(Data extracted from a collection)
______________________________
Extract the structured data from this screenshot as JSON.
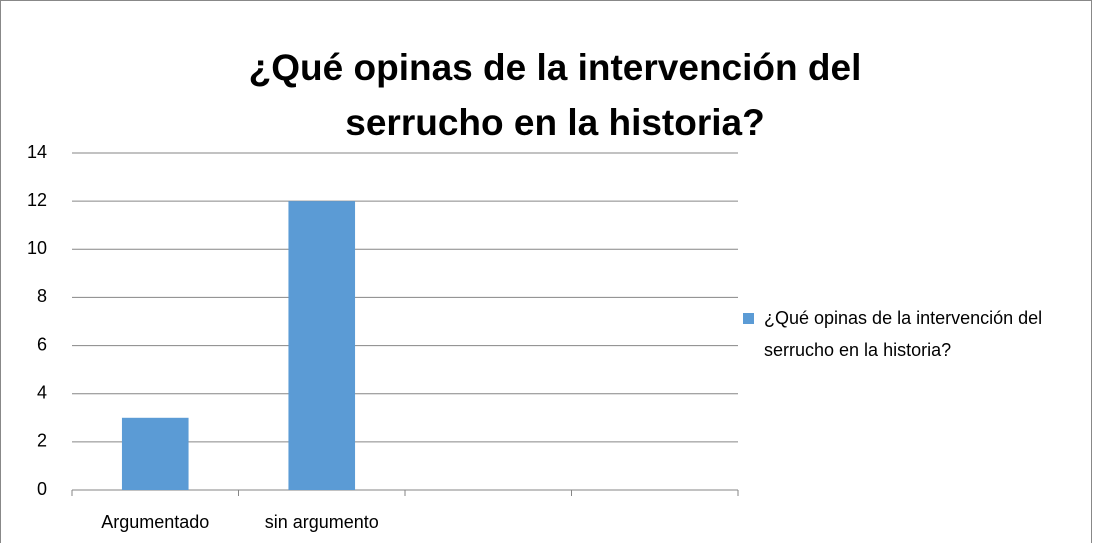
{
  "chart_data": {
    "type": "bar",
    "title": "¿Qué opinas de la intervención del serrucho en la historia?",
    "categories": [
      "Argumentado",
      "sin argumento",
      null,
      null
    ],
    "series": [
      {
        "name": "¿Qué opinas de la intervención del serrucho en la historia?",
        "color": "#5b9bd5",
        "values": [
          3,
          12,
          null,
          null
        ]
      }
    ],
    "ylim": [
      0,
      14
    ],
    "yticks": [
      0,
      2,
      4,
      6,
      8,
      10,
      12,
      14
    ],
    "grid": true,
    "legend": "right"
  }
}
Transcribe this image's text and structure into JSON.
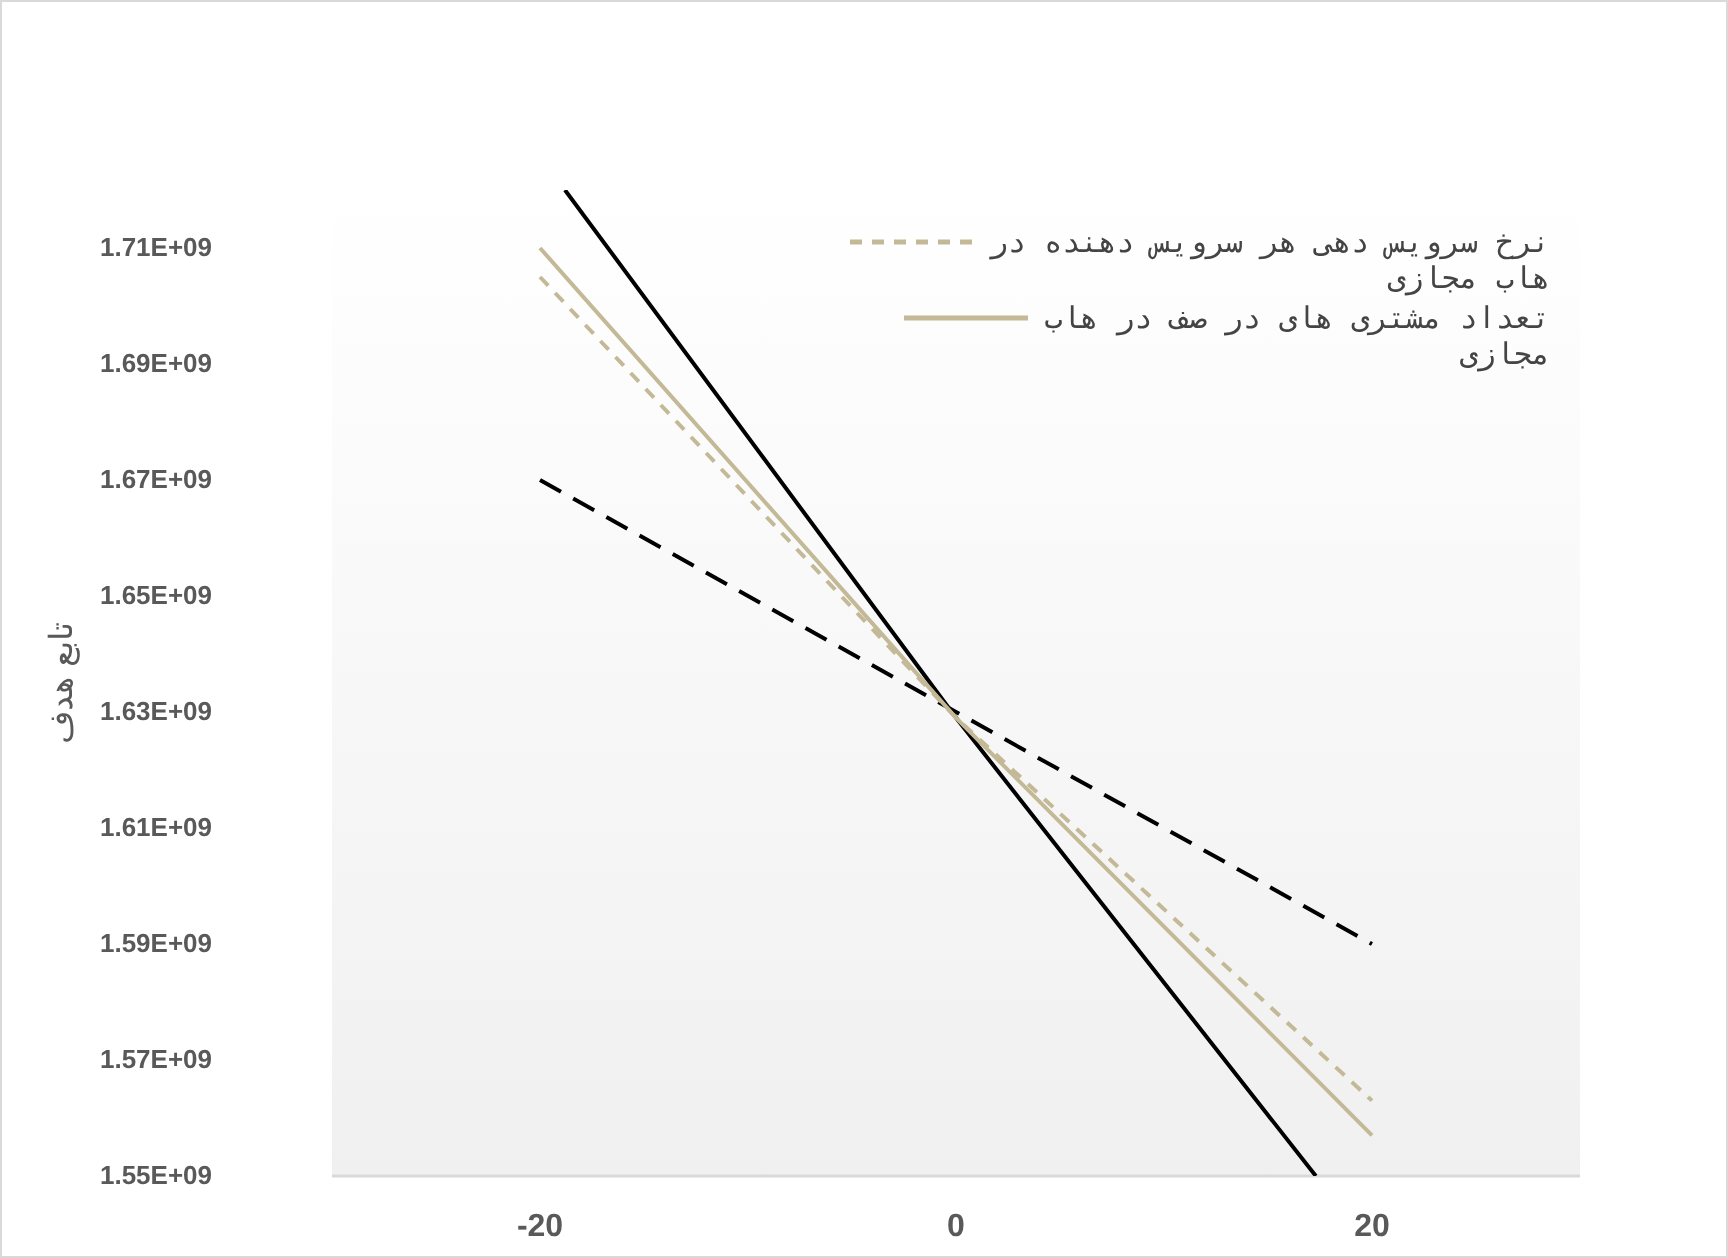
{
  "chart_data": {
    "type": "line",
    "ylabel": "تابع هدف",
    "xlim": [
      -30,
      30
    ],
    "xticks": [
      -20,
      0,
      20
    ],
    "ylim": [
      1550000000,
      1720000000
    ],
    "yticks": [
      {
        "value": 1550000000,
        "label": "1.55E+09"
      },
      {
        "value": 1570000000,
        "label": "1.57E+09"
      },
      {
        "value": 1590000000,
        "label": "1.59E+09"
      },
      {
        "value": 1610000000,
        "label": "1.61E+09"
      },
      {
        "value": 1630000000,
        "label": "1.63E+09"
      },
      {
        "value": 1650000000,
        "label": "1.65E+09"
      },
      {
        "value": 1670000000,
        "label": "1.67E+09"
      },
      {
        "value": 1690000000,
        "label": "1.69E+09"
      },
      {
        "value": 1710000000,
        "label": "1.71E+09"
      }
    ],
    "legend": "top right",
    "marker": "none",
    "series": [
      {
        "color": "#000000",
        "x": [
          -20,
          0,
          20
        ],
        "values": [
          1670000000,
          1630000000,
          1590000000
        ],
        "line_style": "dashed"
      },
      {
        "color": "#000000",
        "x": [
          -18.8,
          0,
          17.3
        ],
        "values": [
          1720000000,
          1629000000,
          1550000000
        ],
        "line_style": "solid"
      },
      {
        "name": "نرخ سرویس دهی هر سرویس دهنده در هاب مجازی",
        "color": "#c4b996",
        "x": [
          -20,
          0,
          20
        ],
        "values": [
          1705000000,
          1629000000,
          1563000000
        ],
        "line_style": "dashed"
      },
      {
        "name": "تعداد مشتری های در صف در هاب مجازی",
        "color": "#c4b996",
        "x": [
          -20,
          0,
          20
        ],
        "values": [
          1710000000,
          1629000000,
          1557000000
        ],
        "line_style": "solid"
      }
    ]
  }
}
______________________________
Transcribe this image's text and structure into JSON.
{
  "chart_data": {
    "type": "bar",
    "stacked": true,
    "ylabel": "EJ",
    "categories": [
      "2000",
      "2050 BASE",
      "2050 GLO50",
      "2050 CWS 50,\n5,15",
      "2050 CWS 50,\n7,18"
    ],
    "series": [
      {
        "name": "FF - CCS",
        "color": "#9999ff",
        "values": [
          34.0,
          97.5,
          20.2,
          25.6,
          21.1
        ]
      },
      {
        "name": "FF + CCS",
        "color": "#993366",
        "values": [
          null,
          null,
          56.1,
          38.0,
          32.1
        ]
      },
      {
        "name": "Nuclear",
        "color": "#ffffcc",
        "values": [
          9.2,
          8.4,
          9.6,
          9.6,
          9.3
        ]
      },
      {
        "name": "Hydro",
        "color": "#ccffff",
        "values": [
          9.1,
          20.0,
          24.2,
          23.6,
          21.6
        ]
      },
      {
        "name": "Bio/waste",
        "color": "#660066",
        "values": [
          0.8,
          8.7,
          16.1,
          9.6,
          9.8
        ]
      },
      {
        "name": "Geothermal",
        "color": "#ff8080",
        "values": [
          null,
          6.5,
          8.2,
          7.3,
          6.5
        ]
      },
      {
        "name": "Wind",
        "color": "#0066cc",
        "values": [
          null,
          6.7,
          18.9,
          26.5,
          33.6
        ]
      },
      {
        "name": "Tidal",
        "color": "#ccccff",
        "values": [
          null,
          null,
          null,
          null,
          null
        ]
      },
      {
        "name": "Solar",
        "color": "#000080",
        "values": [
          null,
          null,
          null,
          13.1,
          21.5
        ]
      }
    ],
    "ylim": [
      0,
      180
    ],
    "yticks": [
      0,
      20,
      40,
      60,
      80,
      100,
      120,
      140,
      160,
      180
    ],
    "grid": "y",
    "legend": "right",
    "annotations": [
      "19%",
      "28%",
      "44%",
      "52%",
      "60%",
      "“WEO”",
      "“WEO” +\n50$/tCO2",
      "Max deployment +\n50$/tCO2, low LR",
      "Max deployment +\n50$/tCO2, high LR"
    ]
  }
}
______________________________
◆ Problem to solve: Find the count of lines in the data above where the string "deployment" occurs. Provide that number alone.

◆ Exercise response: 2